START Text section

Can iPhone GPS apps revolutionise the hospitality industry?

Take a look at this YouTube clip. It’s amazing.

I spent ten years living in London, and whilst I got to know the centre, the East End and chunks of Islington and Camden very well, I’d always get lost in the West and South of the capital. An iPhone application like this would have been a godsend, and a lot less bulky than a pocket A-Z.

I moved out of London in April, but I like this iPhone technology so much that I’ve been thinking of other uses for it. I thought it would be brilliant for self-guided trails – a tactile, attractive project that civic societies or local councils could use to pull in visitors to their town. Brilliant digital marketing for the heritage sector.

Similarly, I reckoned it would be great for restaurant guides, utilities companies that wanted to map manholes and fire hydrants, newsagents wanting to attract customers, theatres and ticket outlets. The possibilities for using GPS to give people directions in this way seem limited only by imagination and development costs.

However, the idea that most struck me was creating an application to map the country’s pubs. I’m always ending up in unfamiliar towns and villages (I like cycling), not knowing where the nearest good watering hole is. An iPhone application like the one above could surely help me out?

Things are never as simple as they seem, though, so I asked Fancyapint‘s Gordon Butler whether the technology could help his company’s directory of UK pub reviews. His answer: yes – if it worked much better than it does now.

The video looks like a great idea and one that would work very easily for our kind of information – the biggest drawback, as far as I can see, is perceived accuracy versus the real accuracy of the app.

END Text section
START Records supplied

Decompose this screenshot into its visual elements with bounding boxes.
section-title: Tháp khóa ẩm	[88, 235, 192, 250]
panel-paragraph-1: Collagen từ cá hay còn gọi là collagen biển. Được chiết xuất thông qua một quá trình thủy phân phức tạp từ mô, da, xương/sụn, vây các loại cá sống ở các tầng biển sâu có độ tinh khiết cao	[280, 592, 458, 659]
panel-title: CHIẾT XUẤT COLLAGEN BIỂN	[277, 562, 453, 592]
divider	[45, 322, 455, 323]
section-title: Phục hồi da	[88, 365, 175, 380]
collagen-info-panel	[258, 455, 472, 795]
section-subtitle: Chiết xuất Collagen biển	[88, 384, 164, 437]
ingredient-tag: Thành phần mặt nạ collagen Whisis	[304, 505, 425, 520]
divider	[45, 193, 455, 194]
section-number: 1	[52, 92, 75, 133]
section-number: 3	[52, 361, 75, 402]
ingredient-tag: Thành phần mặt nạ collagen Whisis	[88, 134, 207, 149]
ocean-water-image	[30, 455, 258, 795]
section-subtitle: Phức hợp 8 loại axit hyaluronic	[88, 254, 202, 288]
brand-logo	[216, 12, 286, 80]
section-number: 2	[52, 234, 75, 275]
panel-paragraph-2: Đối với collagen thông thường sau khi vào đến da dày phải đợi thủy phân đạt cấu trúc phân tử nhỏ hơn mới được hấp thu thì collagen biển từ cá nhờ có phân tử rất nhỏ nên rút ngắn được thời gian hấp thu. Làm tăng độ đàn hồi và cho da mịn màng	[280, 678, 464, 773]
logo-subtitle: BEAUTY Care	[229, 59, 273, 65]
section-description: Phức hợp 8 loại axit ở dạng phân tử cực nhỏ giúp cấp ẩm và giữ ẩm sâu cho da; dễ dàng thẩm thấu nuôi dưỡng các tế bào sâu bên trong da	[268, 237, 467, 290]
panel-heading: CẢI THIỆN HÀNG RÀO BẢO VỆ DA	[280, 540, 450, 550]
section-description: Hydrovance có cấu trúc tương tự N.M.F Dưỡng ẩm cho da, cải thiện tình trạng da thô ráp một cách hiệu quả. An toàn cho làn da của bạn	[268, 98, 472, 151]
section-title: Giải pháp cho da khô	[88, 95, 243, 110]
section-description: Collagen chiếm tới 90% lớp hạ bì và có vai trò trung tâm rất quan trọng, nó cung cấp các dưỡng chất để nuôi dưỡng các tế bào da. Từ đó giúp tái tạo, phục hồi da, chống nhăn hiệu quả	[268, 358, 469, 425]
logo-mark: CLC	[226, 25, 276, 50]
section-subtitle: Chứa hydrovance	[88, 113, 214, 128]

END Records supplied

Write the next few paragraphs of the piece about iPhone GPS apps and the hospitality industry, starting after its last sentence.

Handheld devices are notoriously inaccurate where you need them to be most accurate – in built-up areas. GPS accuracy is likely to be 30-50 metres in cities with current technology, mobile cell triangulation is a few hundred metres, and the compass will be influenced by metallic objects around it. (What kind of case does your iPhone have, does it have a magnetic catch?) 30-50 metres sounds good, but in a place like Soho, you could be way off the mark when it comes to finding your way around – you could be a couple of streets off.

And that’s not good. You could mean to visit the Red Lion in Crown Passage, just off Pall Mall, and instead end up in the Red Lion in nearby Duke of York Street. They’re both good, but you might well miss out on one of the nicest pubs out there.

I’ve also spotted another problem that might happen. If you head out into the countryside, the GPS can place you a good mile or two from where you actually are. This afternoon I stopped in a small Essex village and checked my location on Google Maps. It seemed to think I was a mile over the border in Suffolk, in a hamlet that I know has no pub. Thirsty travellers can’t afford a mistake like that, so it looks like the hospitality industry would do well to wait for the technology to catch up with the ideas.